### Set task
Find the string "xxxx" and gather every line that holds it.

### Material for the task
====

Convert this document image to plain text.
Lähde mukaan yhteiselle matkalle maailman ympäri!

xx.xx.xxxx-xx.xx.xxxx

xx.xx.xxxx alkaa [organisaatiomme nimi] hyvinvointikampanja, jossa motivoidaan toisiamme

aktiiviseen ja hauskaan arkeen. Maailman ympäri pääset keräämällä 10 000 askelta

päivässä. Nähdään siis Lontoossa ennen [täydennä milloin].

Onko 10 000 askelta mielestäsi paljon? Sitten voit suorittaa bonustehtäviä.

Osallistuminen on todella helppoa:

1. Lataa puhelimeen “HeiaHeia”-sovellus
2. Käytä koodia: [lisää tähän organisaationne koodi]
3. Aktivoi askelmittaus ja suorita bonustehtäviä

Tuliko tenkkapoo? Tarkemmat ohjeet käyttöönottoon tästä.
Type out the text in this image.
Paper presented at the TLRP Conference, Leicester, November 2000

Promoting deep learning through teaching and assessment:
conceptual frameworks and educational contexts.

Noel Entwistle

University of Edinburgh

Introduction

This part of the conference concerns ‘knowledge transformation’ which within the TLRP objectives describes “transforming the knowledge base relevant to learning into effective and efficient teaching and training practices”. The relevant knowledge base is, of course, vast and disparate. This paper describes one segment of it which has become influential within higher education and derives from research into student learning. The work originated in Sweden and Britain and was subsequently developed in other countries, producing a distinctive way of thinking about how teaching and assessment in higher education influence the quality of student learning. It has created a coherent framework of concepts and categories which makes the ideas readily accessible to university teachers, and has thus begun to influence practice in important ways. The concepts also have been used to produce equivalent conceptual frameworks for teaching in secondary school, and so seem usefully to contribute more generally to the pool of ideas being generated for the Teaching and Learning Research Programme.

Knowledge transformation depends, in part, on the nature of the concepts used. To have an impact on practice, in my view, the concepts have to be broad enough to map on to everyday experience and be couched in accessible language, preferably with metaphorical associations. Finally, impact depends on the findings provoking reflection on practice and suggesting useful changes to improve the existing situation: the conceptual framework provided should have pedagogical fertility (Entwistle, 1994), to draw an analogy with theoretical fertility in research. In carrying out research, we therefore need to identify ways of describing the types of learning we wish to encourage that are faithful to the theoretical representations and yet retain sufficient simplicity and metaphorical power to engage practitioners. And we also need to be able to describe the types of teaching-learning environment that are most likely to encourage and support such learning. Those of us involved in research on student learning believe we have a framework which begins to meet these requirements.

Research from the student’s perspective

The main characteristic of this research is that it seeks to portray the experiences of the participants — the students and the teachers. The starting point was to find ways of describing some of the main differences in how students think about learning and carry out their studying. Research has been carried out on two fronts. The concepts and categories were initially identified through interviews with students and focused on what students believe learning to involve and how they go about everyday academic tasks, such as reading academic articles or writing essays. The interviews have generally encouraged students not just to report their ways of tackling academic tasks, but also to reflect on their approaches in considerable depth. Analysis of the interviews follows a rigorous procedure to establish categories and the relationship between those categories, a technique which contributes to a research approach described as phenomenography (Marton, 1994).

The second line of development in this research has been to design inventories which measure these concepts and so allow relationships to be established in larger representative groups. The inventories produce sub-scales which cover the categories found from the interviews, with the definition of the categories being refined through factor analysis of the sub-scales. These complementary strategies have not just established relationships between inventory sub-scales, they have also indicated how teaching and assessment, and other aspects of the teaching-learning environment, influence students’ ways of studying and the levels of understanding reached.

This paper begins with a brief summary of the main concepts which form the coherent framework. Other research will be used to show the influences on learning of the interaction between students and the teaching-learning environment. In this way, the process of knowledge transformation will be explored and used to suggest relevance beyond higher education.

====

### Solved problem
xx.xx.xxxx-xx.xx.xxxx
xx.xx.xxxx alkaa [organisaatiomme nimi] hyvinvointikampanja, jossa motivoidaan toisiamme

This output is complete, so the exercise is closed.